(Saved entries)
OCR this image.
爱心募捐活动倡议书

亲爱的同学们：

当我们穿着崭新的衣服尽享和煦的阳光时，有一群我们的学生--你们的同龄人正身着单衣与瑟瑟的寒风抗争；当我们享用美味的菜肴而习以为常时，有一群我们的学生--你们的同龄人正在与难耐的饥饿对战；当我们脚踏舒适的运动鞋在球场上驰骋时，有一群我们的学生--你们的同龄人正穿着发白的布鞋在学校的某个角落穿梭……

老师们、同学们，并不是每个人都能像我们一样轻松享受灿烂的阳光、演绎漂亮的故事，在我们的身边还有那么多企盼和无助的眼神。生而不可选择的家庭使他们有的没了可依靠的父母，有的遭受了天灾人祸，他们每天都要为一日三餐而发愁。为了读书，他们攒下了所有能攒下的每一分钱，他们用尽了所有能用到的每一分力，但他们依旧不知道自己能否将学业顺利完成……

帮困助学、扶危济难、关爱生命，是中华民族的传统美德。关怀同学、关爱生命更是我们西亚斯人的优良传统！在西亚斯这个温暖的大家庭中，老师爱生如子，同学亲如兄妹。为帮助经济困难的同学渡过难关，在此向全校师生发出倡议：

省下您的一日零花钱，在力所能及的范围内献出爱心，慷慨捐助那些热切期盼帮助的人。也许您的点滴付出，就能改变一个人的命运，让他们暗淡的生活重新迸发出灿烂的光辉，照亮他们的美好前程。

THE EXERCISE: From the first line to the last, retype the data exactly.

REPLY:
OCR this image.
爱心募捐活动倡议书

亲爱的同学们：

当我们穿着崭新的衣服尽享和煦的阳光时，有一群我们的学生--你们的同龄人正身着单衣与瑟瑟的寒风抗争；当我们享用美味的菜肴而习以为常时，有一群我们的学生--你们的同龄人正在与难耐的饥饿对战；当我们脚踏舒适的运动鞋在球场上驰骋时，有一群我们的学生--你们的同龄人正穿着发白的布鞋在学校的某个角落穿梭……

老师们、同学们，并不是每个人都能像我们一样轻松享受灿烂的阳光、演绎漂亮的故事，在我们的身边还有那么多企盼和无助的眼神。生而不可选择的家庭使他们有的没了可依靠的父母，有的遭受了天灾人祸，他们每天都要为一日三餐而发愁。为了读书，他们攒下了所有能攒下的每一分钱，他们用尽了所有能用到的每一分力，但他们依旧不知道自己能否将学业顺利完成……

帮困助学、扶危济难、关爱生命，是中华民族的传统美德。关怀同学、关爱生命更是我们西亚斯人的优良传统！在西亚斯这个温暖的大家庭中，老师爱生如子，同学亲如兄妹。为帮助经济困难的同学渡过难关，在此向全校师生发出倡议：

省下您的一日零花钱，在力所能及的范围内献出爱心，慷慨捐助那些热切期盼帮助的人。也许您的点滴付出，就能改变一个人的命运，让他们暗淡的生活重新迸发出灿烂的光辉，照亮他们的美好前程。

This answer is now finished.